• Available records:
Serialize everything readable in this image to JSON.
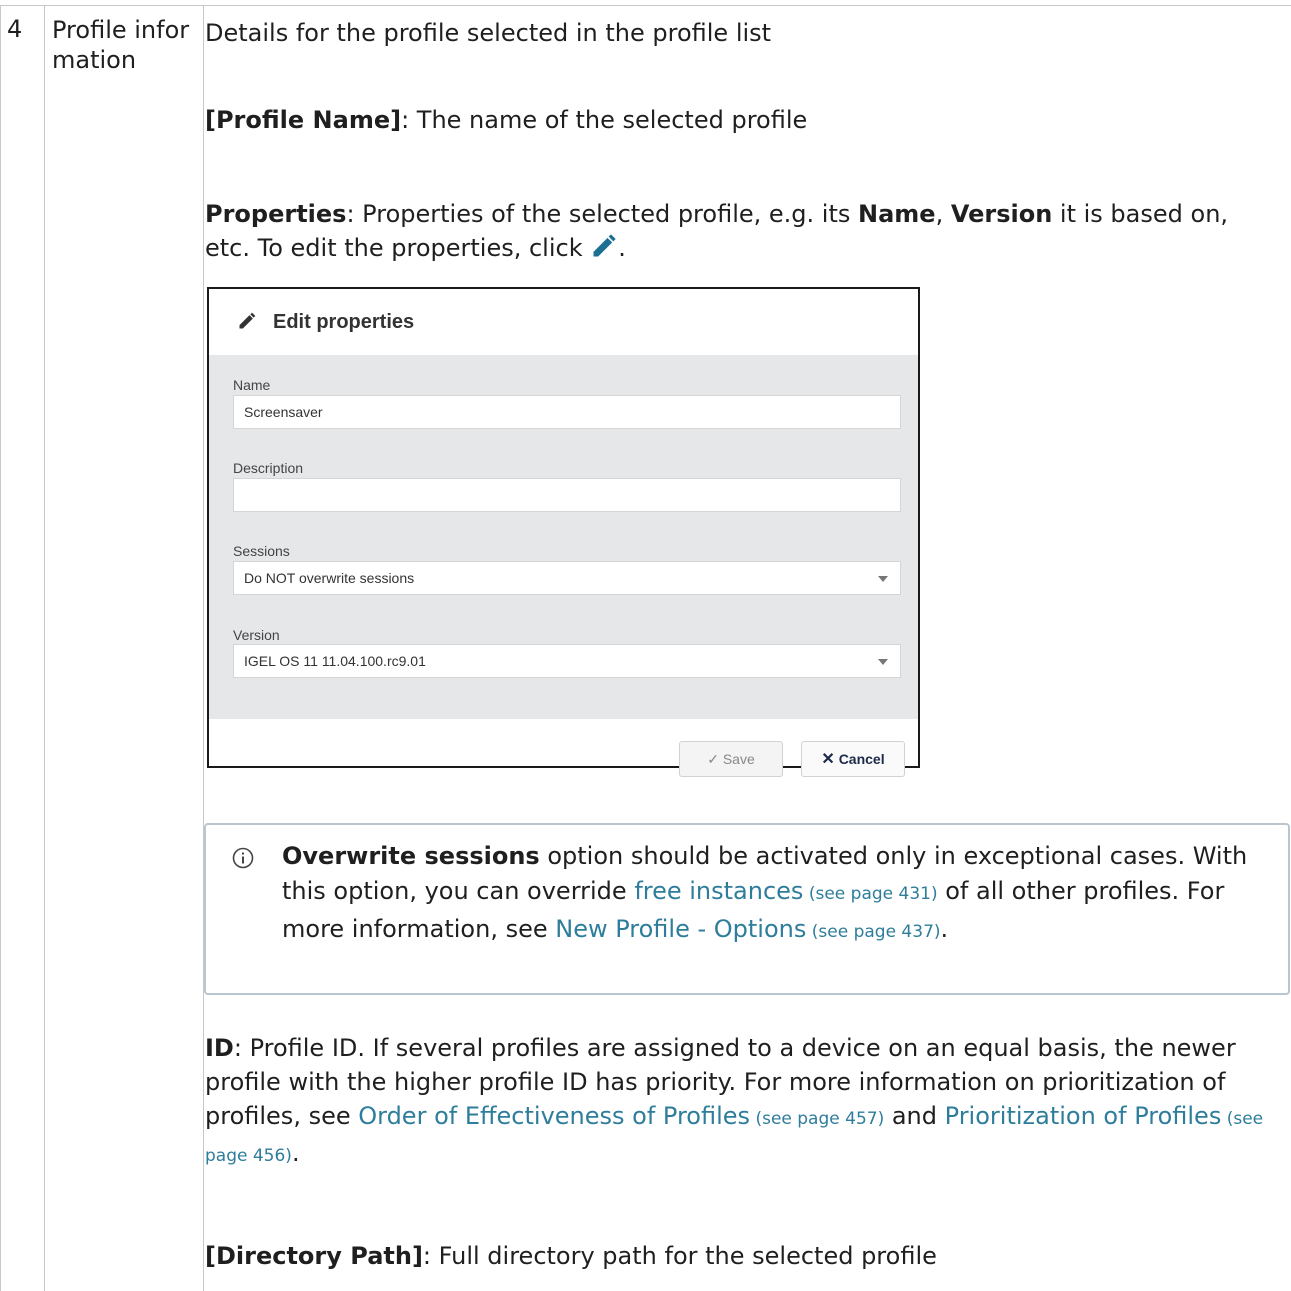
{
  "row": {
    "number": "4",
    "name": "Profile information",
    "details": "Details for the profile selected in the profile list"
  },
  "profile_name": {
    "label": "[Profile Name]",
    "text": ": The name of the selected profile"
  },
  "properties": {
    "label": "Properties",
    "text1": ": Properties of the selected profile, e.g. its ",
    "name_label": "Name",
    "sep": ", ",
    "version_label": "Version",
    "text2": " it is based on, etc. To edit the properties, click ",
    "end": "."
  },
  "dialog": {
    "title": "Edit properties",
    "name_label": "Name",
    "name_value": "Screensaver",
    "description_label": "Description",
    "description_value": "",
    "sessions_label": "Sessions",
    "sessions_value": "Do NOT overwrite sessions",
    "version_label": "Version",
    "version_value": "IGEL OS 11 11.04.100.rc9.01",
    "save_label": "Save",
    "cancel_label": "Cancel"
  },
  "info": {
    "bold": "Overwrite sessions",
    "t1": " option should be activated only in exceptional cases. With this option, you can override ",
    "link1": "free instances",
    "ref1": " (see page 431)",
    "t2": " of all other profiles. For more information, see ",
    "link2": "New Profile - Options",
    "ref2": " (see page 437)",
    "t3": "."
  },
  "id": {
    "label": "ID",
    "t1": ": Profile ID. If several profiles are assigned to a device on an equal basis, the newer profile with the higher profile ID has priority. For more information on prioritization of profiles, see ",
    "link1": "Order of Effectiveness of Profiles",
    "ref1": " (see page 457)",
    "t2": " and ",
    "link2": "Prioritization of Profiles",
    "ref2": " (see page 456)",
    "t3": "."
  },
  "directory": {
    "label": "[Directory Path]",
    "text": ": Full directory path for the selected profile"
  },
  "colors": {
    "link": "#2e7d9b",
    "info_border": "#b9c5cf",
    "dialog_body": "#e6e7e9"
  }
}
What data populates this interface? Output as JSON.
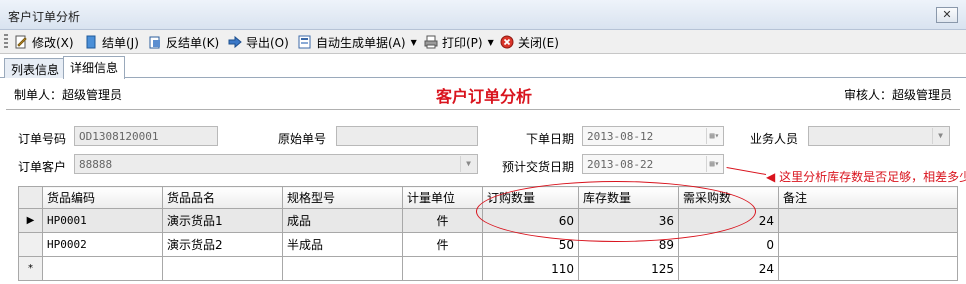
{
  "window": {
    "title": "客户订单分析",
    "close_label": "✕"
  },
  "toolbar": {
    "modify": "修改(X)",
    "finalize": "结单(J)",
    "unfinalize": "反结单(K)",
    "export": "导出(O)",
    "auto_generate": "自动生成单据(A)",
    "print": "打印(P)",
    "close": "关闭(E)"
  },
  "tabs": [
    "列表信息",
    "详细信息"
  ],
  "header": {
    "maker": "制单人：超级管理员",
    "title": "客户订单分析",
    "reviewer": "审核人：超级管理员"
  },
  "form": {
    "order_no_label": "订单号码",
    "order_no": "OD1308120001",
    "orig_no_label": "原始单号",
    "orig_no": "",
    "order_date_label": "下单日期",
    "order_date": "2013-08-12",
    "salesperson_label": "业务人员",
    "salesperson": "",
    "customer_label": "订单客户",
    "customer": "88888",
    "delivery_label": "预计交货日期",
    "delivery_date": "2013-08-22"
  },
  "annotation": "这里分析库存数是否足够，相差多少",
  "grid": {
    "columns": [
      "货品编码",
      "货品品名",
      "规格型号",
      "计量单位",
      "订购数量",
      "库存数量",
      "需采购数",
      "备注"
    ],
    "rows": [
      {
        "marker": "▶",
        "code": "HP0001",
        "name": "演示货品1",
        "spec": "成品",
        "unit": "件",
        "ordered": "60",
        "stock": "36",
        "need": "24",
        "note": ""
      },
      {
        "marker": "",
        "code": "HP0002",
        "name": "演示货品2",
        "spec": "半成品",
        "unit": "件",
        "ordered": "50",
        "stock": "89",
        "need": "0",
        "note": ""
      }
    ],
    "totals": {
      "marker": "*",
      "ordered": "110",
      "stock": "125",
      "need": "24"
    }
  },
  "colors": {
    "accent": "#d9141e",
    "header_bg": "#d9e3f0"
  }
}
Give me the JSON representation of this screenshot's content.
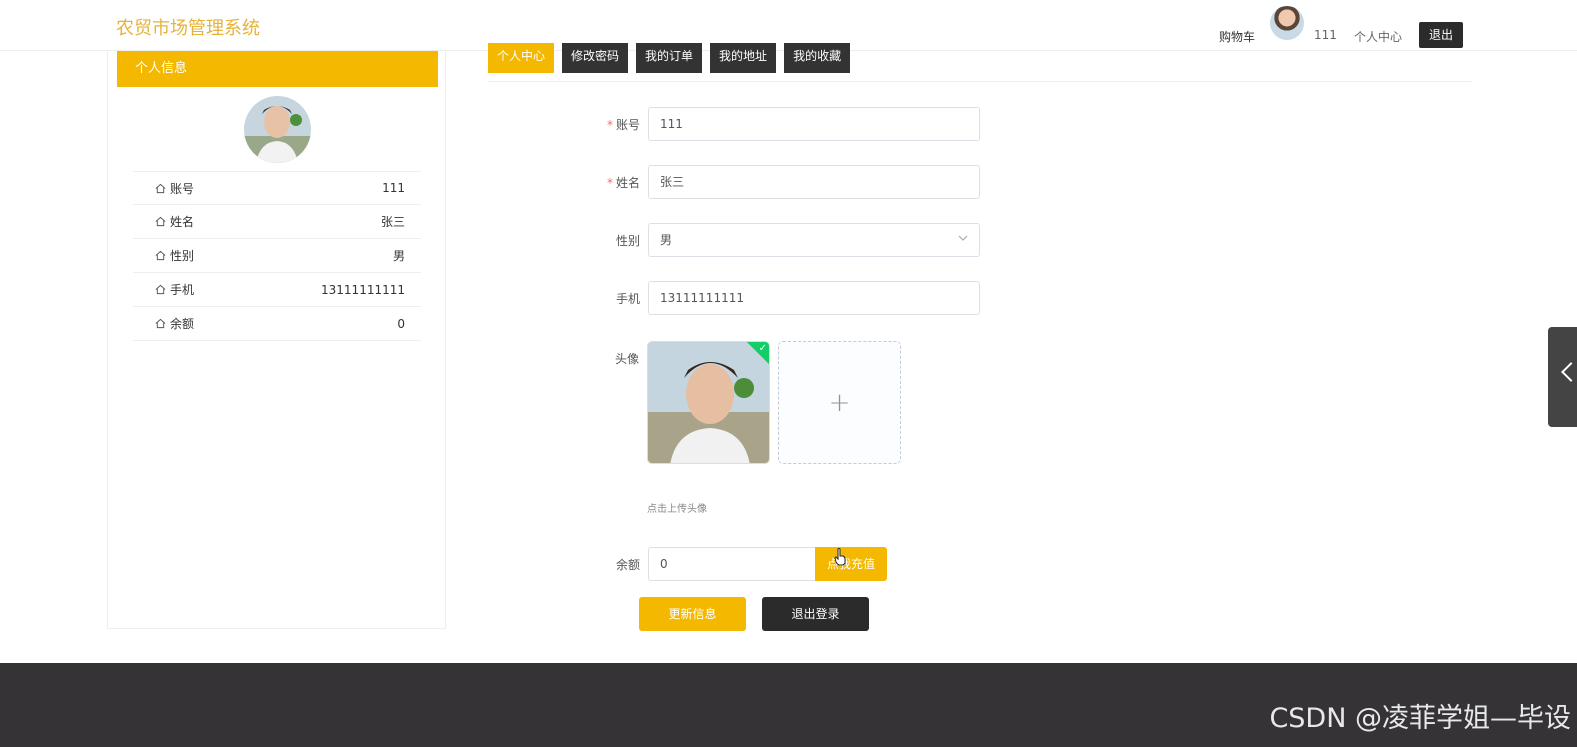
{
  "header": {
    "logo": "农贸市场管理系统",
    "cart": "购物车",
    "username": "111",
    "personal_center": "个人中心",
    "logout": "退出"
  },
  "left_panel": {
    "title": "个人信息",
    "rows": [
      {
        "label": "账号",
        "value": "111"
      },
      {
        "label": "姓名",
        "value": "张三"
      },
      {
        "label": "性别",
        "value": "男"
      },
      {
        "label": "手机",
        "value": "13111111111"
      },
      {
        "label": "余额",
        "value": "0"
      }
    ]
  },
  "tabs": [
    {
      "label": "个人中心",
      "active": true
    },
    {
      "label": "修改密码"
    },
    {
      "label": "我的订单"
    },
    {
      "label": "我的地址"
    },
    {
      "label": "我的收藏"
    }
  ],
  "form": {
    "account_label": "账号",
    "account_value": "111",
    "name_label": "姓名",
    "name_value": "张三",
    "gender_label": "性别",
    "gender_value": "男",
    "phone_label": "手机",
    "phone_value": "13111111111",
    "avatar_label": "头像",
    "upload_tip": "点击上传头像",
    "upload_plus": "+",
    "balance_label": "余额",
    "balance_value": "0",
    "recharge": "点我充值",
    "update_button": "更新信息",
    "logout_button": "退出登录"
  },
  "footer": {
    "watermark": "CSDN @凌菲学姐—毕设"
  },
  "colors": {
    "accent": "#f5b800",
    "dark": "#2b2b2b",
    "footer": "#353336"
  }
}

• Set task: Write out each entry exactly as given, but skip the pictures.

• Final result:
Serialize everything readable in this image to JSON.
{
  "row": {
    "number": "4",
    "name": "Profile information",
    "details": "Details for the profile selected in the profile list"
  },
  "profile_name": {
    "label": "[Profile Name]",
    "text": ": The name of the selected profile"
  },
  "properties": {
    "label": "Properties",
    "text1": ": Properties of the selected profile, e.g. its ",
    "name_label": "Name",
    "sep": ", ",
    "version_label": "Version",
    "text2": " it is based on, etc. To edit the properties, click ",
    "end": "."
  },
  "dialog": {
    "title": "Edit properties",
    "name_label": "Name",
    "name_value": "Screensaver",
    "description_label": "Description",
    "description_value": "",
    "sessions_label": "Sessions",
    "sessions_value": "Do NOT overwrite sessions",
    "version_label": "Version",
    "version_value": "IGEL OS 11 11.04.100.rc9.01",
    "save_label": "Save",
    "cancel_label": "Cancel"
  },
  "info": {
    "bold": "Overwrite sessions",
    "t1": " option should be activated only in exceptional cases. With this option, you can override ",
    "link1": "free instances",
    "ref1": " (see page 431)",
    "t2": " of all other profiles. For more information, see ",
    "link2": "New Profile - Options",
    "ref2": " (see page 437)",
    "t3": "."
  },
  "id": {
    "label": "ID",
    "t1": ": Profile ID. If several profiles are assigned to a device on an equal basis, the newer profile with the higher profile ID has priority. For more information on prioritization of profiles, see ",
    "link1": "Order of Effectiveness of Profiles",
    "ref1": " (see page 457)",
    "t2": " and ",
    "link2": "Prioritization of Profiles",
    "ref2": " (see page 456)",
    "t3": "."
  },
  "directory": {
    "label": "[Directory Path]",
    "text": ": Full directory path for the selected profile"
  },
  "colors": {
    "link": "#2e7d9b",
    "info_border": "#b9c5cf",
    "dialog_body": "#e6e7e9"
  }
}
What data populates this interface? Output as JSON.
{
  "window": {
    "title": "客户订单分析",
    "close_label": "✕"
  },
  "toolbar": {
    "modify": "修改(X)",
    "finalize": "结单(J)",
    "unfinalize": "反结单(K)",
    "export": "导出(O)",
    "auto_generate": "自动生成单据(A)",
    "print": "打印(P)",
    "close": "关闭(E)"
  },
  "tabs": [
    "列表信息",
    "详细信息"
  ],
  "header": {
    "maker": "制单人：超级管理员",
    "title": "客户订单分析",
    "reviewer": "审核人：超级管理员"
  },
  "form": {
    "order_no_label": "订单号码",
    "order_no": "OD1308120001",
    "orig_no_label": "原始单号",
    "orig_no": "",
    "order_date_label": "下单日期",
    "order_date": "2013-08-12",
    "salesperson_label": "业务人员",
    "salesperson": "",
    "customer_label": "订单客户",
    "customer": "88888",
    "delivery_label": "预计交货日期",
    "delivery_date": "2013-08-22"
  },
  "annotation": "这里分析库存数是否足够，相差多少",
  "grid": {
    "columns": [
      "货品编码",
      "货品品名",
      "规格型号",
      "计量单位",
      "订购数量",
      "库存数量",
      "需采购数",
      "备注"
    ],
    "rows": [
      {
        "marker": "▶",
        "code": "HP0001",
        "name": "演示货品1",
        "spec": "成品",
        "unit": "件",
        "ordered": "60",
        "stock": "36",
        "need": "24",
        "note": ""
      },
      {
        "marker": "",
        "code": "HP0002",
        "name": "演示货品2",
        "spec": "半成品",
        "unit": "件",
        "ordered": "50",
        "stock": "89",
        "need": "0",
        "note": ""
      }
    ],
    "totals": {
      "marker": "*",
      "ordered": "110",
      "stock": "125",
      "need": "24"
    }
  },
  "colors": {
    "accent": "#d9141e",
    "header_bg": "#d9e3f0"
  }
}
Give me the JSON representation of this screenshot's content.
{
  "header": {
    "logo": "农贸市场管理系统",
    "cart": "购物车",
    "username": "111",
    "personal_center": "个人中心",
    "logout": "退出"
  },
  "left_panel": {
    "title": "个人信息",
    "rows": [
      {
        "label": "账号",
        "value": "111"
      },
      {
        "label": "姓名",
        "value": "张三"
      },
      {
        "label": "性别",
        "value": "男"
      },
      {
        "label": "手机",
        "value": "13111111111"
      },
      {
        "label": "余额",
        "value": "0"
      }
    ]
  },
  "tabs": [
    {
      "label": "个人中心",
      "active": true
    },
    {
      "label": "修改密码"
    },
    {
      "label": "我的订单"
    },
    {
      "label": "我的地址"
    },
    {
      "label": "我的收藏"
    }
  ],
  "form": {
    "account_label": "账号",
    "account_value": "111",
    "name_label": "姓名",
    "name_value": "张三",
    "gender_label": "性别",
    "gender_value": "男",
    "phone_label": "手机",
    "phone_value": "13111111111",
    "avatar_label": "头像",
    "upload_tip": "点击上传头像",
    "upload_plus": "+",
    "balance_label": "余额",
    "balance_value": "0",
    "recharge": "点我充值",
    "update_button": "更新信息",
    "logout_button": "退出登录"
  },
  "footer": {
    "watermark": "CSDN @凌菲学姐—毕设"
  },
  "colors": {
    "accent": "#f5b800",
    "dark": "#2b2b2b",
    "footer": "#353336"
  }
}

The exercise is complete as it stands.